## Problem requirements
Go through the entries below and retype them exactly, omitting each picture.

## Raw data
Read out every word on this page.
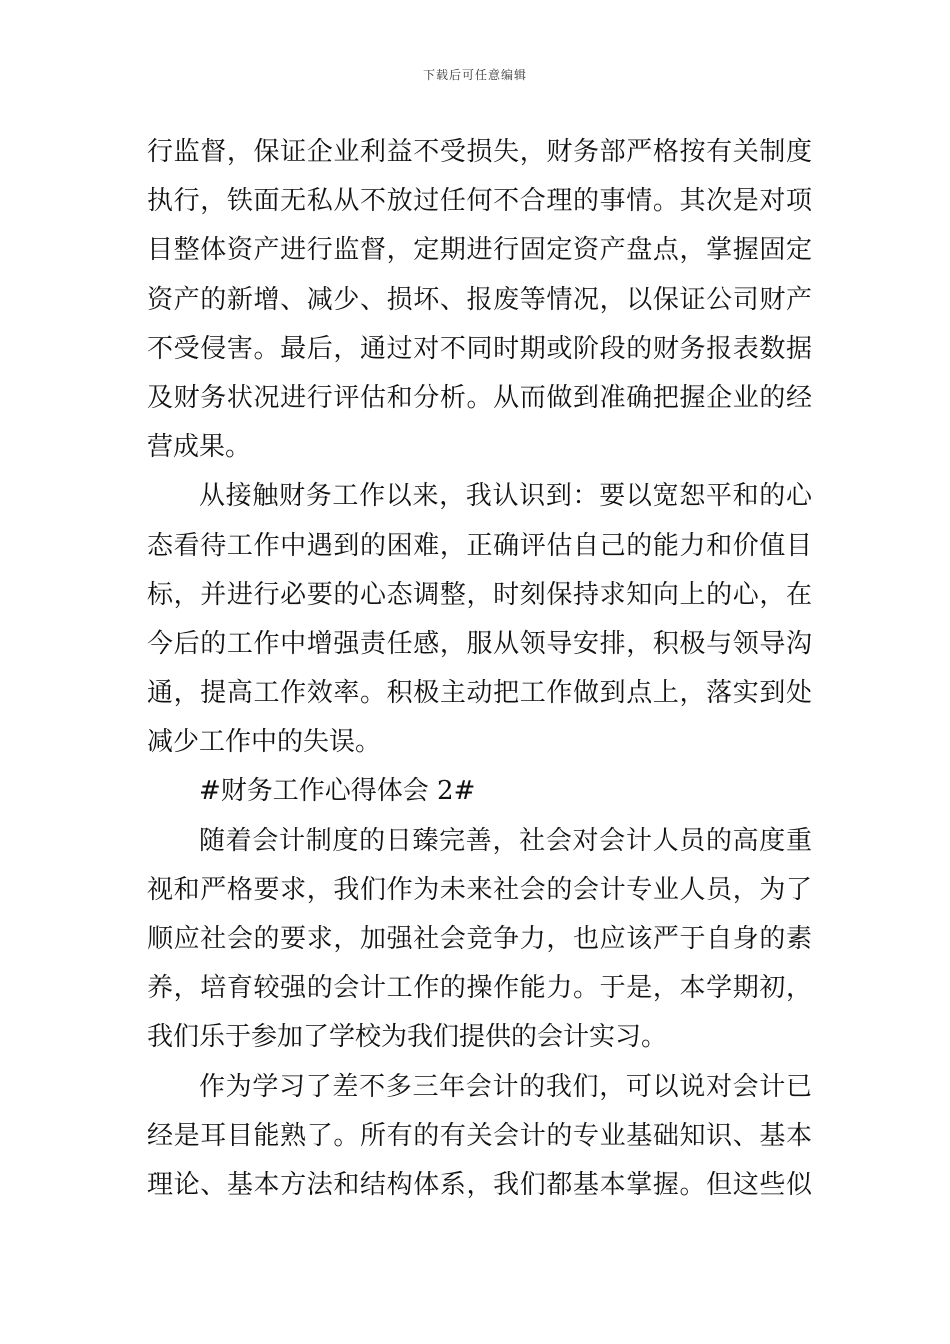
下载后可任意编辑
行监督，保证企业利益不受损失，财务部严格按有关制度
执行，铁面无私从不放过任何不合理的事情。其次是对项
目整体资产进行监督，定期进行固定资产盘点，掌握固定
资产的新增、减少、损坏、报废等情况，以保证公司财产
不受侵害。最后，通过对不同时期或阶段的财务报表数据
及财务状况进行评估和分析。从而做到准确把握企业的经
营成果。
从接触财务工作以来，我认识到：要以宽恕平和的心
态看待工作中遇到的困难，正确评估自己的能力和价值目
标，并进行必要的心态调整，时刻保持求知向上的心，在
今后的工作中增强责任感，服从领导安排，积极与领导沟
通，提高工作效率。积极主动把工作做到点上，落实到处
减少工作中的失误。
#财务工作心得体会 2#
随着会计制度的日臻完善，社会对会计人员的高度重
视和严格要求，我们作为未来社会的会计专业人员，为了
顺应社会的要求，加强社会竞争力，也应该严于自身的素
养，培育较强的会计工作的操作能力。于是，本学期初，
我们乐于参加了学校为我们提供的会计实习。
作为学习了差不多三年会计的我们，可以说对会计已
经是耳目能熟了。所有的有关会计的专业基础知识、基本
理论、基本方法和结构体系，我们都基本掌握。但这些似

## Task result
Read out every word on this page.
下载后可任意编辑
行监督，保证企业利益不受损失，财务部严格按有关制度
执行，铁面无私从不放过任何不合理的事情。其次是对项
目整体资产进行监督，定期进行固定资产盘点，掌握固定
资产的新增、减少、损坏、报废等情况，以保证公司财产
不受侵害。最后，通过对不同时期或阶段的财务报表数据
及财务状况进行评估和分析。从而做到准确把握企业的经
营成果。
从接触财务工作以来，我认识到：要以宽恕平和的心
态看待工作中遇到的困难，正确评估自己的能力和价值目
标，并进行必要的心态调整，时刻保持求知向上的心，在
今后的工作中增强责任感，服从领导安排，积极与领导沟
通，提高工作效率。积极主动把工作做到点上，落实到处
减少工作中的失误。
#财务工作心得体会 2#
随着会计制度的日臻完善，社会对会计人员的高度重
视和严格要求，我们作为未来社会的会计专业人员，为了
顺应社会的要求，加强社会竞争力，也应该严于自身的素
养，培育较强的会计工作的操作能力。于是，本学期初，
我们乐于参加了学校为我们提供的会计实习。
作为学习了差不多三年会计的我们，可以说对会计已
经是耳目能熟了。所有的有关会计的专业基础知识、基本
理论、基本方法和结构体系，我们都基本掌握。但这些似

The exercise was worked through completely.